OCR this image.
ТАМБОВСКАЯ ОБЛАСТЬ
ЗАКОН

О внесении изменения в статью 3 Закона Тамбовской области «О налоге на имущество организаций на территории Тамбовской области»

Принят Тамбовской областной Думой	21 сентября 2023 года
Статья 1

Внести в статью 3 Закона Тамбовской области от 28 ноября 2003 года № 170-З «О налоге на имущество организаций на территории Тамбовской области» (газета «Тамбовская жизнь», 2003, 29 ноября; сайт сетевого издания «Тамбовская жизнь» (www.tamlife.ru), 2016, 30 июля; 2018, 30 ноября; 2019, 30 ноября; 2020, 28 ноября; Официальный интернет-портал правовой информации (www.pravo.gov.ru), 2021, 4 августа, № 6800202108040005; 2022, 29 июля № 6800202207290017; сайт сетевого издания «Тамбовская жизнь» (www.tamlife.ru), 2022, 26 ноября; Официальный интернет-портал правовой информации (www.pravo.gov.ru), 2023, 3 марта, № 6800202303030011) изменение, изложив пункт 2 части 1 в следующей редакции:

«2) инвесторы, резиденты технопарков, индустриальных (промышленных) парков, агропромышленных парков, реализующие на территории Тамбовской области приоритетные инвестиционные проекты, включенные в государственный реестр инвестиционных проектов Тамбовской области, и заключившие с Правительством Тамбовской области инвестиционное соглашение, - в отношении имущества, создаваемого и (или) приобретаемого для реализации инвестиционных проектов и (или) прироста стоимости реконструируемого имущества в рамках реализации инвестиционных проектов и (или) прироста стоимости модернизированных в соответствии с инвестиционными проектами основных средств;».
-=-=-=-=-
Repeat all entries. Match them exactly.

OCR this image.
ТАМБОВСКАЯ ОБЛАСТЬ
ЗАКОН

О внесении изменения в статью 3 Закона Тамбовской области «О налоге на имущество организаций на территории Тамбовской области»

Принят Тамбовской областной Думой	21 сентября 2023 года
Статья 1

Внести в статью 3 Закона Тамбовской области от 28 ноября 2003 года № 170-З «О налоге на имущество организаций на территории Тамбовской области» (газета «Тамбовская жизнь», 2003, 29 ноября; сайт сетевого издания «Тамбовская жизнь» (www.tamlife.ru), 2016, 30 июля; 2018, 30 ноября; 2019, 30 ноября; 2020, 28 ноября; Официальный интернет-портал правовой информации (www.pravo.gov.ru), 2021, 4 августа, № 6800202108040005; 2022, 29 июля № 6800202207290017; сайт сетевого издания «Тамбовская жизнь» (www.tamlife.ru), 2022, 26 ноября; Официальный интернет-портал правовой информации (www.pravo.gov.ru), 2023, 3 марта, № 6800202303030011) изменение, изложив пункт 2 части 1 в следующей редакции:

«2) инвесторы, резиденты технопарков, индустриальных (промышленных) парков, агропромышленных парков, реализующие на территории Тамбовской области приоритетные инвестиционные проекты, включенные в государственный реестр инвестиционных проектов Тамбовской области, и заключившие с Правительством Тамбовской области инвестиционное соглашение, - в отношении имущества, создаваемого и (или) приобретаемого для реализации инвестиционных проектов и (или) прироста стоимости реконструируемого имущества в рамках реализации инвестиционных проектов и (или) прироста стоимости модернизированных в соответствии с инвестиционными проектами основных средств;».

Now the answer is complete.